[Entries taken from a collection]
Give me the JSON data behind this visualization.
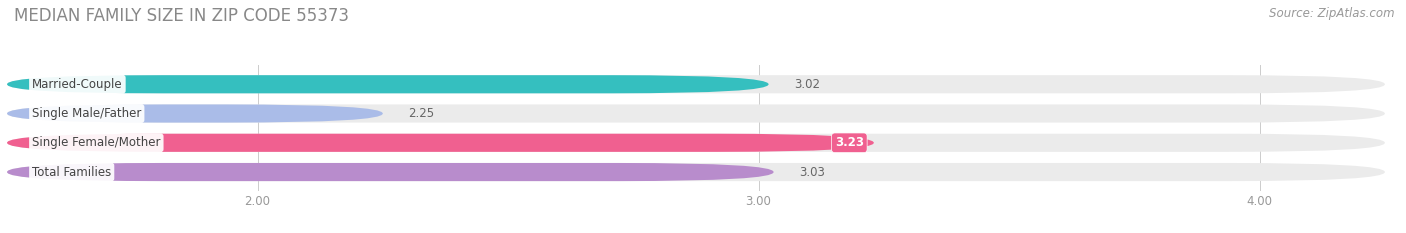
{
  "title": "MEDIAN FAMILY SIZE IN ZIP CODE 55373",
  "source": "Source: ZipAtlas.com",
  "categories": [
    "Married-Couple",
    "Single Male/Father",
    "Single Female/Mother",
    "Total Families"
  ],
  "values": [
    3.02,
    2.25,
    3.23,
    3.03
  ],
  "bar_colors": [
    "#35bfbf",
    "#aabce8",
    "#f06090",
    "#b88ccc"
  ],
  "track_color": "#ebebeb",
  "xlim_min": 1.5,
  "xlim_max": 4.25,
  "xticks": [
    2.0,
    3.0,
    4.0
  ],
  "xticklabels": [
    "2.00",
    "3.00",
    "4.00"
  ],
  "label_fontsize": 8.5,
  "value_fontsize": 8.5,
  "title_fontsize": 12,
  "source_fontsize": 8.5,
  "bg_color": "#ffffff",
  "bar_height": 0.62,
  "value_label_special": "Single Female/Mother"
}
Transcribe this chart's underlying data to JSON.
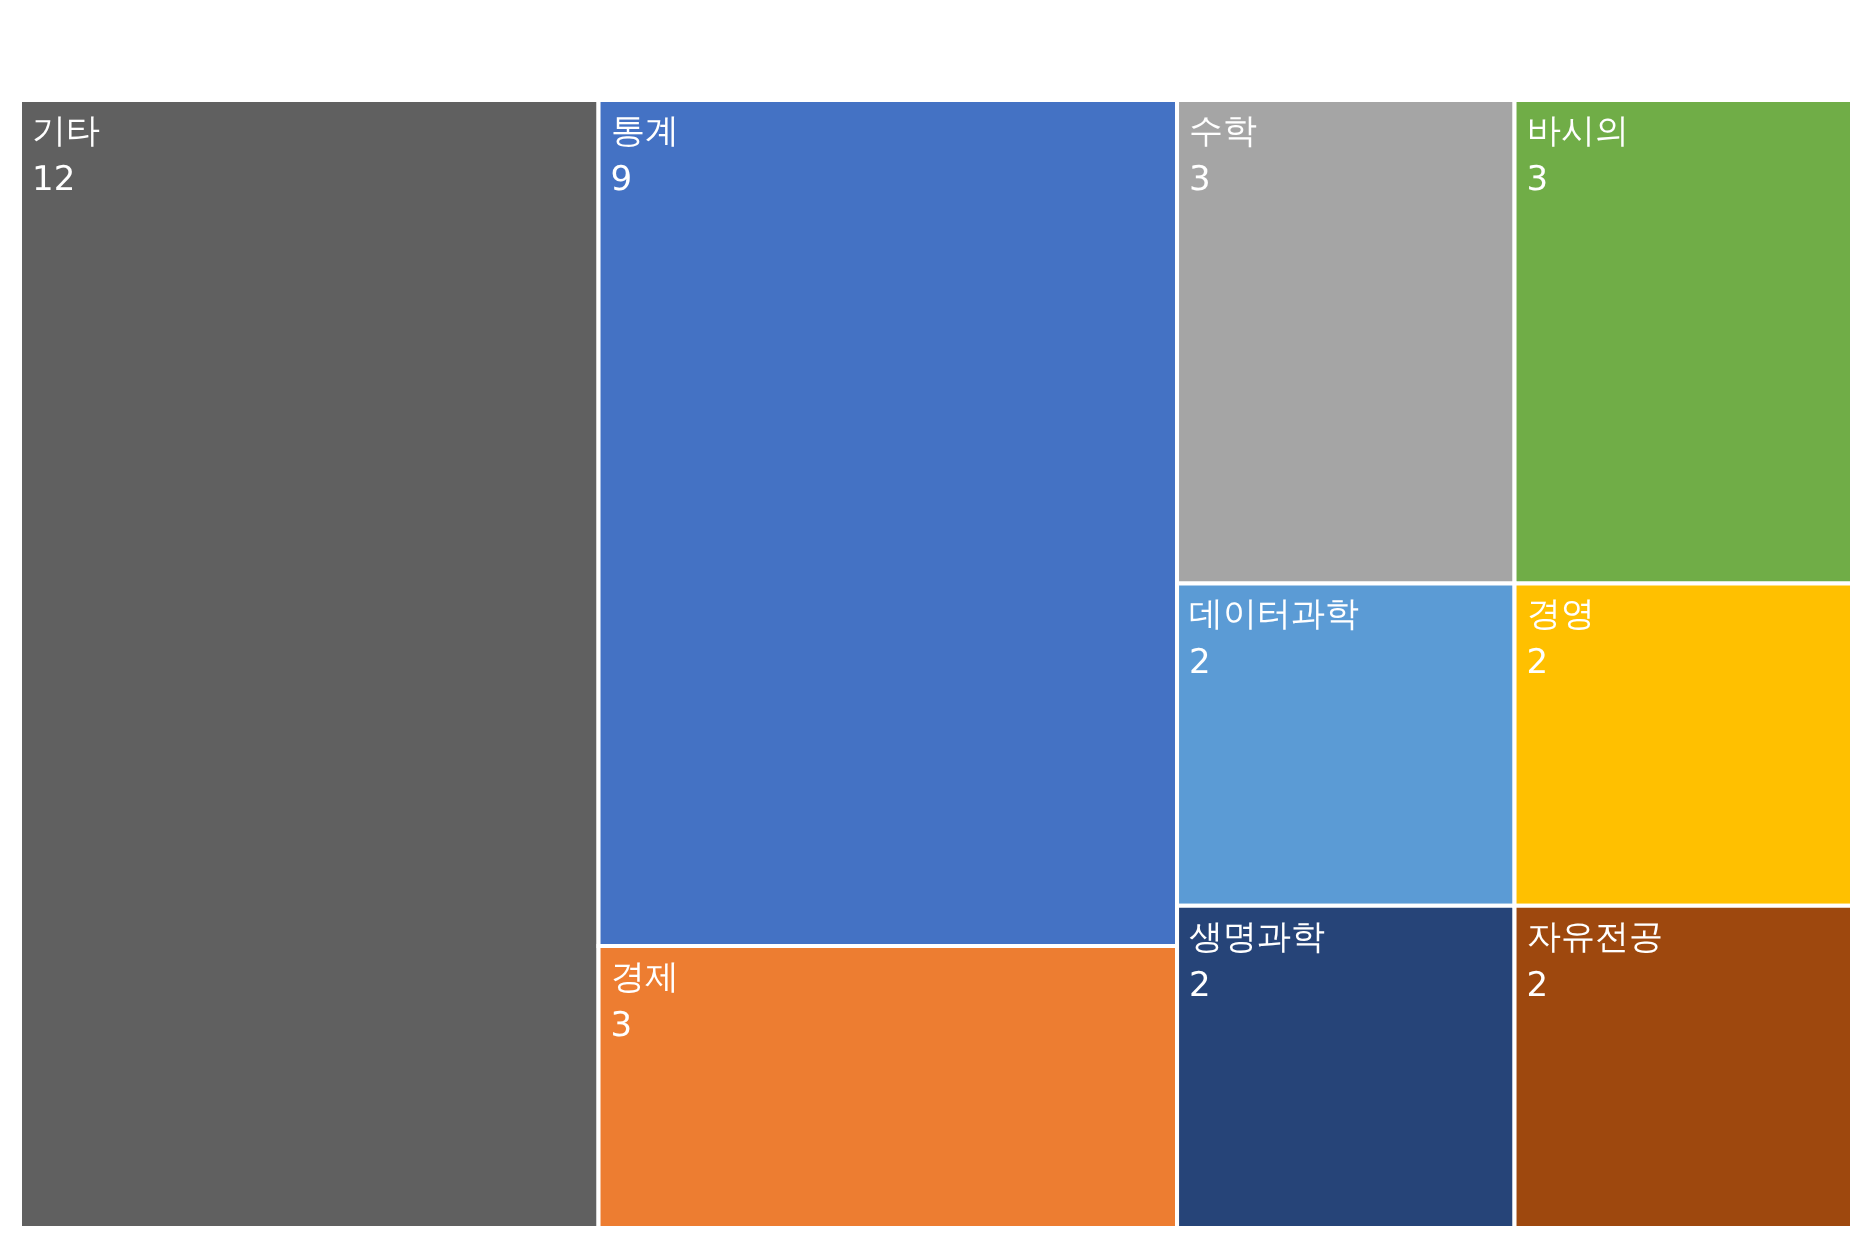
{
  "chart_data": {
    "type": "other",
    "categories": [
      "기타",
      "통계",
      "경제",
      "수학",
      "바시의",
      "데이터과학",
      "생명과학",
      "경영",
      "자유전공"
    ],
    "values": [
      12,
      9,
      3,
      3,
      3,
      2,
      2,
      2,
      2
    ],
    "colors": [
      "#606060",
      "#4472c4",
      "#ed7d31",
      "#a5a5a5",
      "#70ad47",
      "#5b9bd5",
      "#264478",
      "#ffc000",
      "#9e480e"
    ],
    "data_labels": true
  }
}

— THE REQUEST —
Repeat the data above exactly, but not the pictures.

— RESPONSE TO THIS TASK —
Give me the JSON data behind this visualization.
{
  "title": "MEDIAN FAMILY SIZE IN ZIP CODE 55373",
  "source": "Source: ZipAtlas.com",
  "categories": [
    "Married-Couple",
    "Single Male/Father",
    "Single Female/Mother",
    "Total Families"
  ],
  "values": [
    3.02,
    2.25,
    3.23,
    3.03
  ],
  "bar_colors": [
    "#35bfbf",
    "#aabce8",
    "#f06090",
    "#b88ccc"
  ],
  "track_color": "#ebebeb",
  "xlim_min": 1.5,
  "xlim_max": 4.25,
  "xticks": [
    2.0,
    3.0,
    4.0
  ],
  "xticklabels": [
    "2.00",
    "3.00",
    "4.00"
  ],
  "label_fontsize": 8.5,
  "value_fontsize": 8.5,
  "title_fontsize": 12,
  "source_fontsize": 8.5,
  "bg_color": "#ffffff",
  "bar_height": 0.62,
  "value_label_special": "Single Female/Mother"
}
Transcribe this chart's underlying data to JSON.
{
  "chart_data": {
    "type": "other",
    "categories": [
      "기타",
      "통계",
      "경제",
      "수학",
      "바시의",
      "데이터과학",
      "생명과학",
      "경영",
      "자유전공"
    ],
    "values": [
      12,
      9,
      3,
      3,
      3,
      2,
      2,
      2,
      2
    ],
    "colors": [
      "#606060",
      "#4472c4",
      "#ed7d31",
      "#a5a5a5",
      "#70ad47",
      "#5b9bd5",
      "#264478",
      "#ffc000",
      "#9e480e"
    ],
    "data_labels": true
  }
}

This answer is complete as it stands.